Given request 1: Reproduce the stretch of the chair leg repair thread from "I got an emergency" through "his driveway Sunday.".
Given request 2:
Answer these questions from the chair leg repair thread:
(a) How long will the buddy be in England?
(b) What are the dimensions of the chair leg's tenon?
(c) On what day does the container leave the buddy's driveway?
Given request 3: Extend the chair leg repair thread from its last sentence.

Source text:
= = =

I decided to lightly sand and re-coat all of the parts of the desk. Had to mix finish anyway. All parts are now in the 'drying room' (a shed we don't go into often). I should be able to assemble it tomorrow. This process burnt the morning.

I got an emergency repair call from one of my buddies. He has broken a front leg on one of his dining room chairs. He is packing for a two year stint in England and asked if I could fix it so he could take it. First impression; make a new leg. No time, says he, need it tomorrow or Saturday latest, the container leaves his driveway Sunday.

It is a turned leg with a top tenon and a stretcher mortise.The tenon is snapped off right at the bottom of the chair (top of the mortise). I cleaned out the stub and glue from the mortise, pulled out the stretcher, and then took a half hour to think about options and plan the repair. The legs and stretchers had square drive screws in each joint driven through the tenon into the back of the mortise. Those had to be removed to loosen the joints. Fortunately the glue didn't hold up very well and I could get the leg structure apart from the seat.

The neck of the leg curves dramatically from 2" down to 1 1/8" diameter. The tenon is 15/16" X 1". The mortise is 15/16" X 1 1/16". Thus there is a very small shoulder right where the break occurred. Also the leg split slightly about 1/4" below the tenon.

My plan is to first shorten the leg by trimming it below the split. The wide parts of the leg are all 2" so I should be able to clamp and trim it square. I have a jig that I use on my drill press that will hold the leg vertically, centered and square to the bit. I think I will bore a stepped 3/4"-5/8" mortise about 2" deep into the end of the leg. Then I will turn a matching stepped tenon that begins at 5/8" x 1", steps up to 3/4" X 1", then up to 1 1/8" X whatever I cut off, then down to 15/16" X 1". Epoxy that puppy into the leg, then re-assemble the chair.

I think that short of making an entire new leg, and I haven't done any real lathe work in a while, this is my best option. the plug will be long enough to get to the meat of the leg and i believe it will hold. No money in this, just an exercise in furniture repair. If it doesn't hold up, I'll make a new leg for it later.

Got the jig all lined up. Now to sleep on the idea prior to drilling…..

Remarkably, I was able to locate all the tools I needed today, even though I had just moved most of them…..

vicrider


----------



## wseand (Jan 27, 2010)

vicrider said:


> *July 22nd, Workday notes*
> 
> I decided to lightly sand and re-coat all of the parts of the desk. Had to mix finish anyway. All parts are now in the 'drying room' (a shed we don't go into often). I should be able to assemble it tomorrow. This process burnt the morning.
> 
> ...


It is always when the need is now that you get the most creative and get those juices flowing. Sounds like it should work to me.


----------



## vicrider (Jun 19, 2010)

*July 23rd, Chair leg repair*

After sleeping on my repair plan, I ventured out to the shop and tackled today's business. After starting I realized I should be taking some pic's. We'll see how well I have learned how to post.

= = =

Given information:
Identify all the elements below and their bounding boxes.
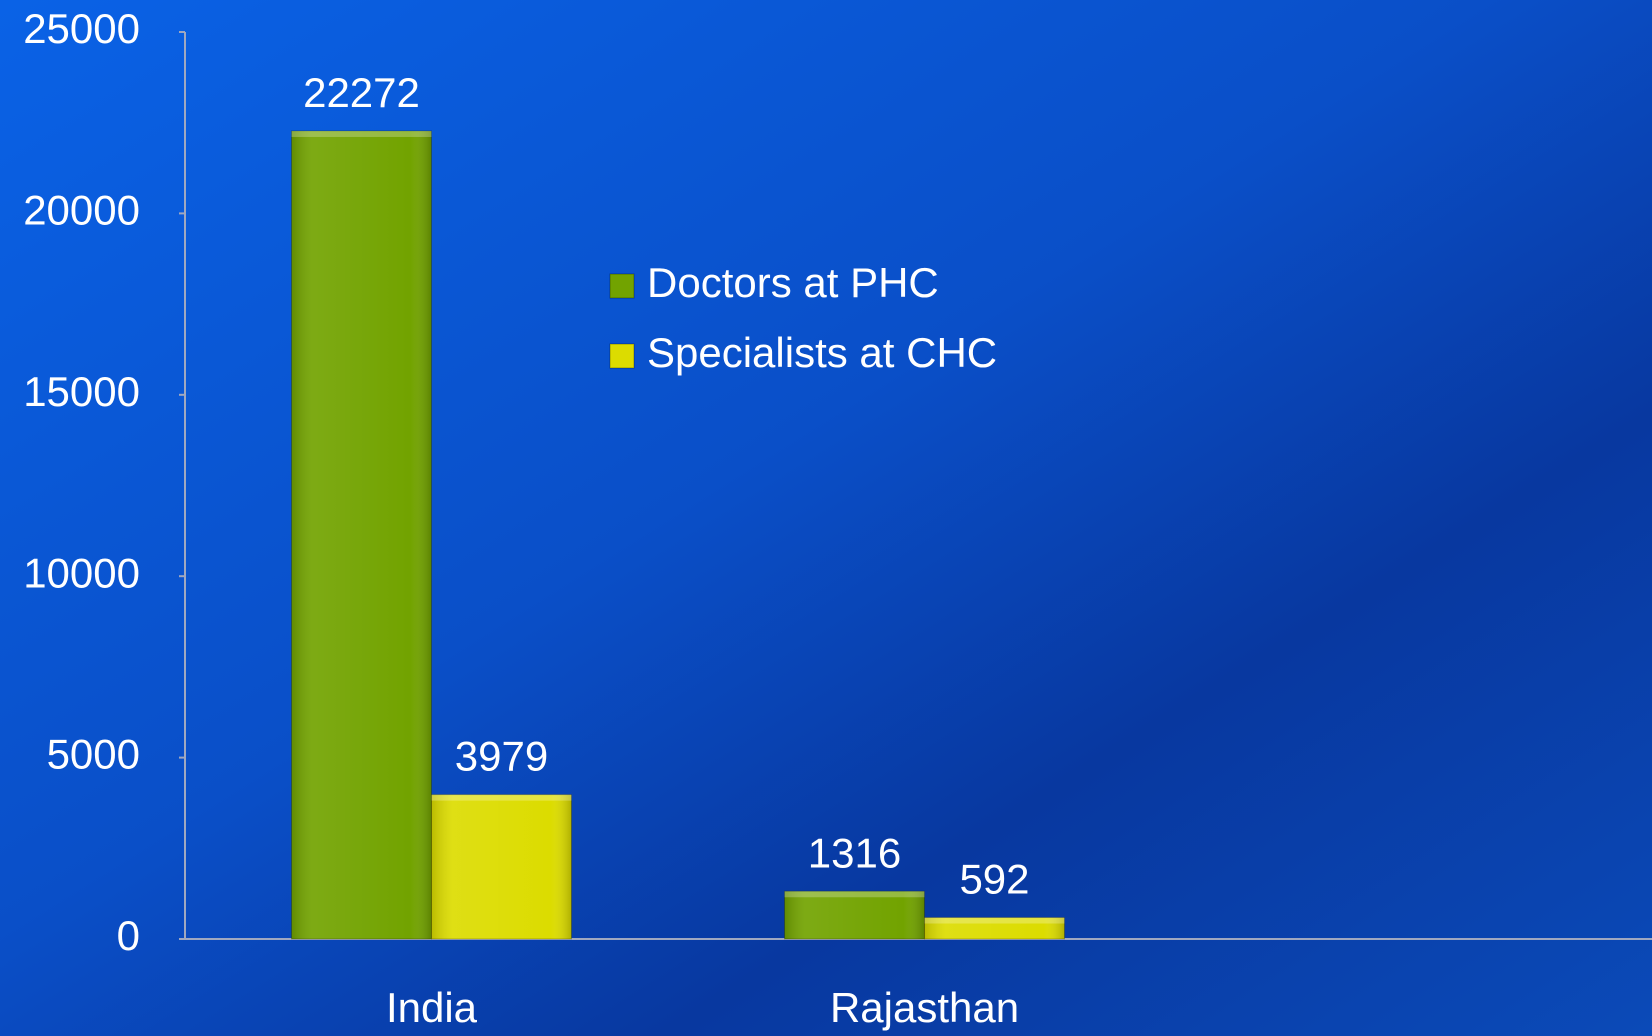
bar-top	[431, 794, 572, 801]
bar-top	[784, 891, 925, 898]
data-label: 22272	[303, 69, 420, 116]
x-tick-label: India	[386, 984, 478, 1031]
data-label: 3979	[455, 733, 548, 780]
bar-shade	[924, 917, 1065, 939]
bar-shade	[291, 130, 432, 939]
y-tick-label: 25000	[23, 5, 140, 52]
x-tick-label: Rajasthan	[830, 984, 1019, 1031]
legend-swatch	[609, 343, 635, 369]
y-tick-label: 10000	[23, 549, 140, 596]
legend-label: Specialists at CHC	[647, 329, 997, 376]
bar-shade	[784, 891, 925, 939]
y-tick-label: 0	[117, 912, 140, 959]
bar-top	[924, 917, 1065, 924]
legend-label: Doctors at PHC	[647, 259, 939, 306]
bar-shade	[431, 794, 572, 939]
y-tick-label: 15000	[23, 368, 140, 415]
legend-swatch	[609, 273, 635, 299]
data-label: 592	[959, 856, 1029, 903]
y-tick-label: 20000	[23, 186, 140, 233]
bar-top	[291, 130, 432, 137]
data-label: 1316	[808, 829, 901, 876]
y-tick-label: 5000	[47, 731, 140, 778]
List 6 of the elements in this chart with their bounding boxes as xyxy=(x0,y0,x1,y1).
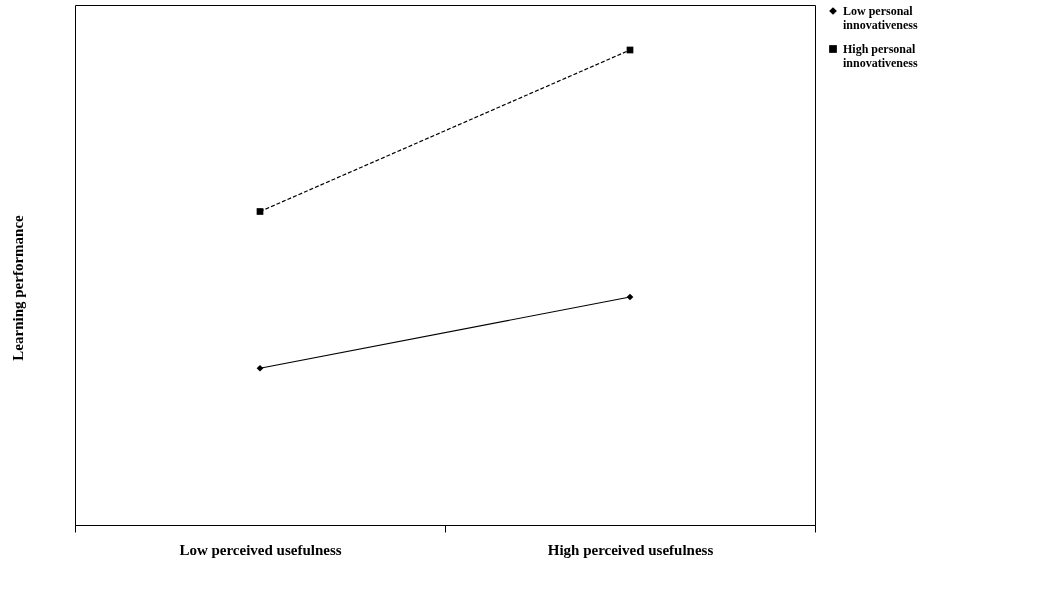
x-tick-label: Low perceived usefulness xyxy=(179,541,342,558)
y-axis-title: Learning performance xyxy=(9,214,26,361)
point xyxy=(626,293,634,301)
x-tick-label: High perceived usefulness xyxy=(547,541,714,558)
legend-label: Low personal innovativeness xyxy=(843,4,919,32)
legend-label: High personal innovativeness xyxy=(843,42,919,70)
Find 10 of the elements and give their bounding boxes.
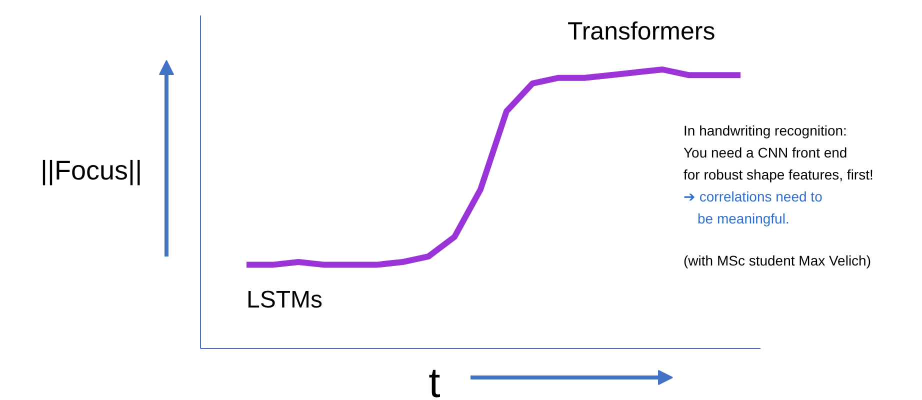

= = =

Exercise output 1:
I got an emergency repair call from one of my buddies. He has broken a front leg on one of his dining room chairs. He is packing for a two year stint in England and asked if I could fix it so he could take it. First impression; make a new leg. No time, says he, need it tomorrow or Saturday latest, the container leaves his driveway Sunday.

Exercise output 2:
(a) Two years.
(b) 15/16" X 1".
(c) Sunday.

Exercise output 3:
Here are a few pics of the leg after drilling out the mortise. Kinda gives you an idea of where I started.


















After measuring the leg six ways from Sunday I turned this stepped tenon.










Here are a couple shots of the prefit.


















Then it was just glue up, stain, and finish for this result.









All in all, I am pretty satisfied with this repair. the glue is still fresh on the new part so I haven't tested it yet, but it felt really strong when I assembled it. time will tell.

Now on to assembling my desk. Pic's of that later.

vicrider


----------



## Paul2274 (Nov 17, 2009)

vicrider said:


> *July 23rd, Chair leg repair*
> 
> After sleeping on my repair plan, I ventured out to the shop and tackled today's business. After starting I realized I should be taking some pic's. We'll see how well I have learned how to post.
> 
> ...


Sheer Genius! I would never have thought to do that.

I Love LumberJock's ! This is exactly the type of thinking and problem solving that makes this site incredible.

Ideas like this really expand the thought process for solving problems in a practical way.

Thank you for expanding my brain….. now I need some motrin….. small brains can't grow to much in one day 

Paul


----------



## vicrider (Jun 19, 2010)

*July 23rd, 2nd half, Desk Assembly*

I finished the re-assembly of my desk. A more complete description and more pic's are in my LJs Projects.

Originally finished in lacquer, the piece needed a complete stripping and refinish. This time I used semi-gloss poly. Hopefully it will last.


----------



## vicrider (Jun 19, 2010)

*Hickory travertine entryway*

Well,

I've been absent from LJ's for quite a while helping friends and relative's around the state do remodel work on their homes. I thought I would share a couple things we worked on.

First up is an entryway of 1X4 hickory flooring inlaid with 18" travertine tile. The space is 6'x10' and the Mrs. wanted the pattern to be set on the bias. Neither my pal Ken nor I had ever done a mixed media floor like this so it took us nearly a day to just plan how we were going to fit 4" x 3/4" hickory with 1/2" thick travertine. Travertine tile is very brittle and needs to be very well supported by the thinset mortar. Then we planned the layout against the front wall, an existing angled threshold to a cherry floor in the front room, a bi-fold coat closet and the new flooring in the hallway, family room, dining room. Here are a couple pics. Each piece of hickory is tongue and groove jointed on sides and ends.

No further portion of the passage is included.